---------- Source records

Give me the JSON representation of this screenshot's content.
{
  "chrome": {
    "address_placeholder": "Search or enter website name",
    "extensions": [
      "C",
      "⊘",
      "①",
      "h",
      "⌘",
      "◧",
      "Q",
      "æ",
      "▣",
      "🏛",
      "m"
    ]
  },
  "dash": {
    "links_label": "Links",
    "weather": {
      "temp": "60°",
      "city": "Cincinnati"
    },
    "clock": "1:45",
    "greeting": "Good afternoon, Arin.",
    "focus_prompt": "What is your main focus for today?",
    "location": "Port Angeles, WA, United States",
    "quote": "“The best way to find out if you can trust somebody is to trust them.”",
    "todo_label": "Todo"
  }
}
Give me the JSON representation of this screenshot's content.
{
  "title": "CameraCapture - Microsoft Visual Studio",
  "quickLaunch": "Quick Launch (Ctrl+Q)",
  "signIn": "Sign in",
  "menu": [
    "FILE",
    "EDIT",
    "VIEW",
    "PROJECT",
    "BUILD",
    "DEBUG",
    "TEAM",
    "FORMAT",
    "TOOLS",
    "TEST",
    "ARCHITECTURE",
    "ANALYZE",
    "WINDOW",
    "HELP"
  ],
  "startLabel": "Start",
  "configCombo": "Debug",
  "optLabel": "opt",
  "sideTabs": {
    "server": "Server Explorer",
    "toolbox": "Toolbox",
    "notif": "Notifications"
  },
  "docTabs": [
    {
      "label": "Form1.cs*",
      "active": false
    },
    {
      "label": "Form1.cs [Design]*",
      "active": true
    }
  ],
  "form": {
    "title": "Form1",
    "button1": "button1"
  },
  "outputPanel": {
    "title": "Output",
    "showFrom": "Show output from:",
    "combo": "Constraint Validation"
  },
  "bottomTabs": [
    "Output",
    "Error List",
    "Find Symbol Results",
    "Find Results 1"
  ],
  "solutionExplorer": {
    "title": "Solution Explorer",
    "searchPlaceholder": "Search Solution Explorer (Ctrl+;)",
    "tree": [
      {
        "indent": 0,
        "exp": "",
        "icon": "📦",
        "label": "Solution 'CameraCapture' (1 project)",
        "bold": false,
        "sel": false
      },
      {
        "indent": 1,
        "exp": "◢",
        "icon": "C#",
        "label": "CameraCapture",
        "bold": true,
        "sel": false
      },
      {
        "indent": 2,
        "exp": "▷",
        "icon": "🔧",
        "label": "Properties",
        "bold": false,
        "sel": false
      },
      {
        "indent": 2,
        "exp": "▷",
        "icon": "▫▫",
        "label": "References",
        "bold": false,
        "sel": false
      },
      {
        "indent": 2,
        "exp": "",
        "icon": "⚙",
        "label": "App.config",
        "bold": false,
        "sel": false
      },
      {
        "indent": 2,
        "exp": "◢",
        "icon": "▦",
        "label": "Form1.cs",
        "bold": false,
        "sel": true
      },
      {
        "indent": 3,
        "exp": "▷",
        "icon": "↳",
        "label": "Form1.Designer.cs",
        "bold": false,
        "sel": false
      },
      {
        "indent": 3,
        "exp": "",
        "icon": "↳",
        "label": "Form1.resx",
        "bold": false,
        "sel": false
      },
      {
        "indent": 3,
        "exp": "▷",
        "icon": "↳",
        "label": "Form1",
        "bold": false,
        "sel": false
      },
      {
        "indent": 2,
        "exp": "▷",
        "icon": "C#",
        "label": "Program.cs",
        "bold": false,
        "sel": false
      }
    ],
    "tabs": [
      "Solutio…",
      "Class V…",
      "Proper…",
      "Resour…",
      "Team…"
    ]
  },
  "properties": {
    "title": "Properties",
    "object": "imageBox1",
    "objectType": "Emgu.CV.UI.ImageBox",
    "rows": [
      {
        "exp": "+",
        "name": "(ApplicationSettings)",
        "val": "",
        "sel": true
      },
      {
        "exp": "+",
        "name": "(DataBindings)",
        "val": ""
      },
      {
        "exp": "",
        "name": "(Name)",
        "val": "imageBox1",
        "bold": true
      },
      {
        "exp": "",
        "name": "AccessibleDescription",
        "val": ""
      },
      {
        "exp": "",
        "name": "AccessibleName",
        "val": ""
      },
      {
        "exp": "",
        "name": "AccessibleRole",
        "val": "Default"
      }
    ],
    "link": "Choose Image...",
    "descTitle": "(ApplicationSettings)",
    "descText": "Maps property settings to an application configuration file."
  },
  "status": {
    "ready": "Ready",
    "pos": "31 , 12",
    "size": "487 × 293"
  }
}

--------------------

What is asked:
Retype each record exactly, leaving nothing out.

Solution below:
Give me the JSON representation of this screenshot's content.
{
  "chrome": {
    "address_placeholder": "Search or enter website name",
    "extensions": [
      "C",
      "⊘",
      "①",
      "h",
      "⌘",
      "◧",
      "Q",
      "æ",
      "▣",
      "🏛",
      "m"
    ]
  },
  "dash": {
    "links_label": "Links",
    "weather": {
      "temp": "60°",
      "city": "Cincinnati"
    },
    "clock": "1:45",
    "greeting": "Good afternoon, Arin.",
    "focus_prompt": "What is your main focus for today?",
    "location": "Port Angeles, WA, United States",
    "quote": "“The best way to find out if you can trust somebody is to trust them.”",
    "todo_label": "Todo"
  }
}
Give me the JSON representation of this screenshot's content.
{
  "title": "CameraCapture - Microsoft Visual Studio",
  "quickLaunch": "Quick Launch (Ctrl+Q)",
  "signIn": "Sign in",
  "menu": [
    "FILE",
    "EDIT",
    "VIEW",
    "PROJECT",
    "BUILD",
    "DEBUG",
    "TEAM",
    "FORMAT",
    "TOOLS",
    "TEST",
    "ARCHITECTURE",
    "ANALYZE",
    "WINDOW",
    "HELP"
  ],
  "startLabel": "Start",
  "configCombo": "Debug",
  "optLabel": "opt",
  "sideTabs": {
    "server": "Server Explorer",
    "toolbox": "Toolbox",
    "notif": "Notifications"
  },
  "docTabs": [
    {
      "label": "Form1.cs*",
      "active": false
    },
    {
      "label": "Form1.cs [Design]*",
      "active": true
    }
  ],
  "form": {
    "title": "Form1",
    "button1": "button1"
  },
  "outputPanel": {
    "title": "Output",
    "showFrom": "Show output from:",
    "combo": "Constraint Validation"
  },
  "bottomTabs": [
    "Output",
    "Error List",
    "Find Symbol Results",
    "Find Results 1"
  ],
  "solutionExplorer": {
    "title": "Solution Explorer",
    "searchPlaceholder": "Search Solution Explorer (Ctrl+;)",
    "tree": [
      {
        "indent": 0,
        "exp": "",
        "icon": "📦",
        "label": "Solution 'CameraCapture' (1 project)",
        "bold": false,
        "sel": false
      },
      {
        "indent": 1,
        "exp": "◢",
        "icon": "C#",
        "label": "CameraCapture",
        "bold": true,
        "sel": false
      },
      {
        "indent": 2,
        "exp": "▷",
        "icon": "🔧",
        "label": "Properties",
        "bold": false,
        "sel": false
      },
      {
        "indent": 2,
        "exp": "▷",
        "icon": "▫▫",
        "label": "References",
        "bold": false,
        "sel": false
      },
      {
        "indent": 2,
        "exp": "",
        "icon": "⚙",
        "label": "App.config",
        "bold": false,
        "sel": false
      },
      {
        "indent": 2,
        "exp": "◢",
        "icon": "▦",
        "label": "Form1.cs",
        "bold": false,
        "sel": true
      },
      {
        "indent": 3,
        "exp": "▷",
        "icon": "↳",
        "label": "Form1.Designer.cs",
        "bold": false,
        "sel": false
      },
      {
        "indent": 3,
        "exp": "",
        "icon": "↳",
        "label": "Form1.resx",
        "bold": false,
        "sel": false
      },
      {
        "indent": 3,
        "exp": "▷",
        "icon": "↳",
        "label": "Form1",
        "bold": false,
        "sel": false
      },
      {
        "indent": 2,
        "exp": "▷",
        "icon": "C#",
        "label": "Program.cs",
        "bold": false,
        "sel": false
      }
    ],
    "tabs": [
      "Solutio…",
      "Class V…",
      "Proper…",
      "Resour…",
      "Team…"
    ]
  },
  "properties": {
    "title": "Properties",
    "object": "imageBox1",
    "objectType": "Emgu.CV.UI.ImageBox",
    "rows": [
      {
        "exp": "+",
        "name": "(ApplicationSettings)",
        "val": "",
        "sel": true
      },
      {
        "exp": "+",
        "name": "(DataBindings)",
        "val": ""
      },
      {
        "exp": "",
        "name": "(Name)",
        "val": "imageBox1",
        "bold": true
      },
      {
        "exp": "",
        "name": "AccessibleDescription",
        "val": ""
      },
      {
        "exp": "",
        "name": "AccessibleName",
        "val": ""
      },
      {
        "exp": "",
        "name": "AccessibleRole",
        "val": "Default"
      }
    ],
    "link": "Choose Image...",
    "descTitle": "(ApplicationSettings)",
    "descText": "Maps property settings to an application configuration file."
  },
  "status": {
    "ready": "Ready",
    "pos": "31 , 12",
    "size": "487 × 293"
  }
}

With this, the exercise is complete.